■ Short task 1: In the listing, reproduce verbatim the stretch from the line containing "text: WHAT? (556, 46, 667, 88)" through the line containing "source-note: Source: Build", including both of those lines.

# Kelso & Co (owners of PSAV) purchase Swank, two companies to merge.



## gafftapegreenia (Nov 1, 2012)

Just learned of this tonight. PSAV and Swank will be merging into one large company. 

A few articles on the subject: 
Kelso & Company to Acquire Swank Audio Visuals and Merge the Business with PSAV Presentation Services
The Merger: PSAV and Swank AV | InfoComm All Voices


----------



## Pie4Weebl (Nov 2, 2012)

excellent, a new one stop shop for terrible! 

//though I've been told the non-in house PSAV guys aren't as terrible as the ones with the in house gigs.


----------



## JohnD (Nov 2, 2012)

OH MY PIE (sorry, i like how that looks and sounds) such talk from you.
I won't mention the company here in the midwest, but I understand some professionals call them Fraud Audio VIdeo.


----------



## StNic54 (Nov 2, 2012)

Love em or hate em, this will continue to drive the industry and the gear we use, and hotels have fared well through the tough economy. This kind of merger makes sense, and PSAV has a very strong base with 6k employees in 1200 locations. Pretty bold move for the parent company.


----------



## JimHaver (Nov 9, 2012)

Pie4Weebl said:


> excellent, a new one stop shop for terrible!
> 
> //though I've been told the non-in house PSAV guys aren't as terrible as the ones with the in house gigs.


I am one of the non in-house PSAV guys.


----------



## cmckeeman (Nov 9, 2012)

as long as i still get the stagehand calls for swank this makes no difference for me


----------



## Pie4Weebl (Nov 9, 2012)

JimHaver said:


> I am one of the non in-house PSAV guys.


So do you agree the in house guys give the rest of you a bad name? That's what a non-in house PSAV guy I met told me.


----------

■ Exercise material:
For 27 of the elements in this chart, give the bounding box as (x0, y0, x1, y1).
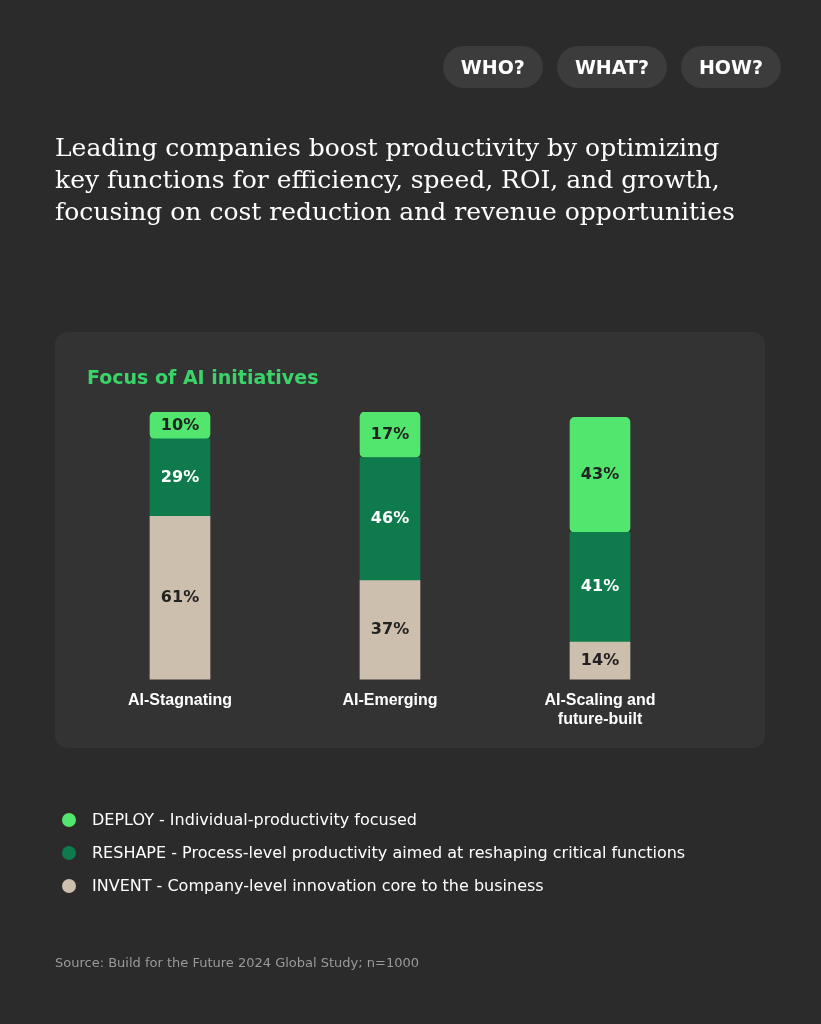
text: WHAT? (556, 46, 667, 88)
bar (359, 580, 421, 680)
x-tick-label: AI-Stagnating (128, 690, 232, 708)
bar (569, 417, 631, 533)
data-label: 37% (370, 619, 410, 639)
legend-label: INVENT - Company-level innovation core to the business (92, 876, 544, 895)
source-note: Source: Build for the Future 2024 Global Study; n=1000 (55, 955, 420, 970)
legend-label: DEPLOY - Individual-productivity focused (92, 810, 417, 829)
x-tick-label: AI-Scaling and future-built (544, 690, 656, 727)
data-label: 14% (580, 650, 620, 670)
data-label: 17% (370, 423, 410, 443)
data-label: 43% (580, 464, 620, 484)
chart-title: Leading companies boost productivity by optimizing key functions for efficiency, speed, ROI, and growth, focusing on cost reduction and revenue opportunities (55, 132, 736, 228)
bar (149, 516, 211, 680)
legend-label: RESHAPE - Process-level productivity aimed at reshaping critical functions (92, 843, 686, 862)
data-label: 46% (370, 508, 410, 528)
chart-subtitle: Focus of AI initiatives (87, 366, 319, 388)
bar (569, 532, 631, 643)
data-label: 41% (580, 576, 620, 596)
x-tick-label: AI-Emerging (342, 690, 438, 708)
data-label: 29% (160, 466, 200, 486)
bar (359, 457, 421, 581)
bar (149, 438, 211, 517)
text: HOW? (680, 46, 781, 88)
data-label: 10% (160, 414, 200, 434)
data-label: 61% (160, 587, 200, 607)
text: WHO? (442, 46, 543, 88)
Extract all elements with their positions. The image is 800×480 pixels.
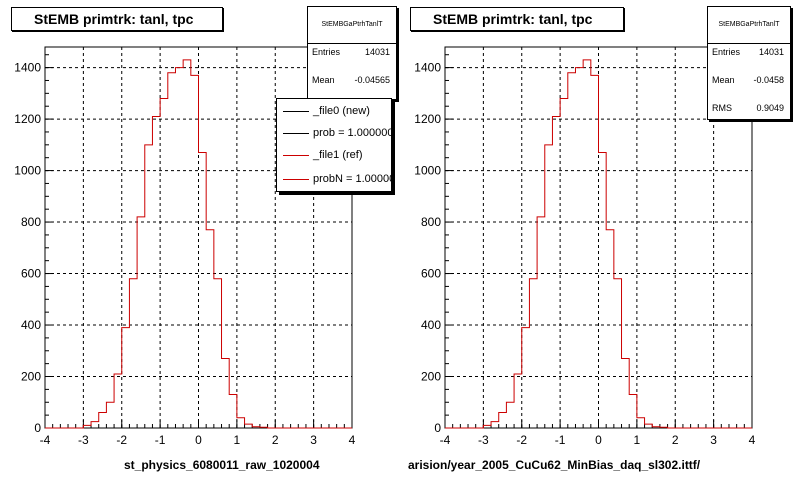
- chart-title: StEMB primtrk: tanl, tpc: [11, 7, 223, 31]
- stats-name: StEMBGaPtrhTanlT: [708, 7, 790, 44]
- x-tick-label: -2: [516, 433, 527, 447]
- stats-mean-row: Mean -0.04565: [312, 75, 390, 85]
- stats-box: StEMBGaPtrhTanlT Entries 14031 Mean -0.0…: [707, 6, 791, 120]
- y-tick-label: 1400: [414, 61, 441, 75]
- legend-label: prob = 1.000000: [313, 127, 392, 139]
- legend-swatch-new: [283, 110, 309, 112]
- legend: _file0 (new) prob = 1.000000 _file1 (ref…: [276, 98, 392, 192]
- y-tick-label: 400: [421, 318, 441, 332]
- legend-swatch-prob: [283, 132, 309, 134]
- x-tick-label: 1: [634, 433, 641, 447]
- x-tick-label: 0: [595, 433, 602, 447]
- legend-entry: prob = 1.000000: [277, 123, 392, 143]
- x-tick-label: 1: [234, 433, 241, 447]
- legend-swatch-ref: [283, 154, 309, 156]
- x-tick-label: -1: [555, 433, 566, 447]
- x-tick-label: 2: [672, 433, 679, 447]
- y-tick-label: 600: [421, 267, 441, 281]
- chart-title: StEMB primtrk: tanl, tpc: [410, 7, 624, 31]
- stats-entries-row: Entries 14031: [312, 47, 390, 57]
- y-tick-label: 1200: [14, 112, 41, 126]
- y-tick-label: 1200: [414, 112, 441, 126]
- y-tick-label: 0: [434, 421, 441, 435]
- x-tick-label: 3: [710, 433, 717, 447]
- stats-mean-row: Mean -0.0458: [712, 75, 784, 85]
- legend-entry: _file1 (ref): [277, 145, 363, 165]
- x-tick-label: -3: [478, 433, 489, 447]
- y-tick-label: 200: [21, 370, 41, 384]
- x-tick-label: 4: [749, 433, 756, 447]
- x-tick-label: -1: [155, 433, 166, 447]
- x-tick-label: -2: [116, 433, 127, 447]
- histogram-series-line: [445, 59, 752, 429]
- stats-entries-row: Entries 14031: [712, 47, 784, 57]
- y-tick-label: 0: [34, 421, 41, 435]
- legend-swatch-probn: [283, 178, 309, 180]
- y-tick-label: 200: [421, 370, 441, 384]
- stats-entries-value: 14031: [364, 47, 390, 57]
- legend-label: probN = 1.000000: [313, 173, 391, 185]
- y-tick-label: 800: [21, 215, 41, 229]
- stats-rms-label: RMS: [712, 103, 732, 113]
- legend-entry: _file0 (new): [277, 101, 370, 121]
- y-tick-label: 1000: [14, 164, 41, 178]
- legend-entry: probN = 1.000000: [277, 169, 391, 189]
- stats-mean-label: Mean: [312, 75, 335, 85]
- stats-rms-value: 0.9049: [756, 103, 784, 113]
- right-histogram-plot: -4 -3 -2 -1 0 1 2 3 4 0 200 400 600 800 1000 1200 1400: [414, 46, 756, 447]
- y-tick-label: 800: [421, 215, 441, 229]
- x-tick-label: 2: [272, 433, 279, 447]
- x-tick-label: 0: [195, 433, 202, 447]
- y-tick-label: 600: [21, 267, 41, 281]
- right-pad: -4 -3 -2 -1 0 1 2 3 4 0 200 400 600 800 1000 1200 1400 S…: [400, 0, 800, 480]
- stats-entries-label: Entries: [712, 47, 741, 57]
- left-pad: -4 -3 -2 -1 0 1 2 3 4 0 200 400 600 800 1000 1200 1400 S…: [11, 6, 397, 472]
- x-axis-title: st_physics_6080011_raw_1020004: [124, 458, 320, 472]
- x-tick-label: 3: [310, 433, 317, 447]
- stats-mean-value: -0.04565: [354, 75, 390, 85]
- x-axis-title: arision/year_2005_CuCu62_MinBias_daq_sl3…: [408, 458, 701, 472]
- x-tick-label: -3: [78, 433, 89, 447]
- stats-mean-label: Mean: [712, 75, 735, 85]
- y-tick-label: 1400: [14, 61, 41, 75]
- legend-label: _file1 (ref): [313, 149, 363, 161]
- histogram-series-line: [45, 59, 352, 429]
- x-tick-label: -4: [40, 433, 51, 447]
- stats-mean-value: -0.0458: [753, 75, 784, 85]
- y-tick-label: 1000: [414, 164, 441, 178]
- legend-label: _file0 (new): [313, 105, 370, 117]
- stats-rms-row: RMS 0.9049: [712, 103, 784, 113]
- x-tick-label: -4: [440, 433, 451, 447]
- stats-box: StEMBGaPtrhTanlT Entries 14031 Mean -0.0…: [307, 6, 397, 100]
- stats-name: StEMBGaPtrhTanlT: [308, 7, 396, 44]
- y-tick-label: 400: [21, 318, 41, 332]
- x-tick-label: 4: [349, 433, 356, 447]
- stats-entries-label: Entries: [312, 47, 341, 57]
- stats-entries-value: 14031: [758, 47, 784, 57]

■ Short task 2: In the forum thread on the PSAV and Swank merger, what reasons does StNic54 give for calling the merger sensible? Answer in one to three sentences.

■ Correct output 1:
text: WHAT? (556, 46, 667, 88)
bar (359, 580, 421, 680)
x-tick-label: AI-Stagnating (128, 690, 232, 708)
bar (569, 417, 631, 533)
data-label: 37% (370, 619, 410, 639)
legend-label: INVENT - Company-level innovation core to the business (92, 876, 544, 895)
source-note: Source: Build for the Future 2024 Global Study; n=1000 (55, 955, 420, 970)

■ Correct output 2: StNic54 points out that hotels have fared well through the tough economy and that PSAV has a very strong base, with 6k employees in 1200 locations. The post also says the merger will continue to drive the industry and the gear in use.